## OBJECTIVE
A faithful transcription of all the data is required.

## DATA TO PROCESS

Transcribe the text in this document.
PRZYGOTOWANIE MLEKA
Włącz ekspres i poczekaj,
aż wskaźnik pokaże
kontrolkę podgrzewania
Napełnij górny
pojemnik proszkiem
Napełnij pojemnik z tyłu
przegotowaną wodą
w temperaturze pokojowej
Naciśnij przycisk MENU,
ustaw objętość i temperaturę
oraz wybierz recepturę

## EXERCISE OUTPUT
Transcribe the text in this document.
PRZYGOTOWANIE MLEKA
Włącz ekspres i poczekaj,
aż wskaźnik pokaże
kontrolkę podgrzewania
Napełnij górny
pojemnik proszkiem
Napełnij pojemnik z tyłu
przegotowaną wodą
w temperaturze pokojowej
Naciśnij przycisk MENU,
ustaw objętość i temperaturę
oraz wybierz recepturę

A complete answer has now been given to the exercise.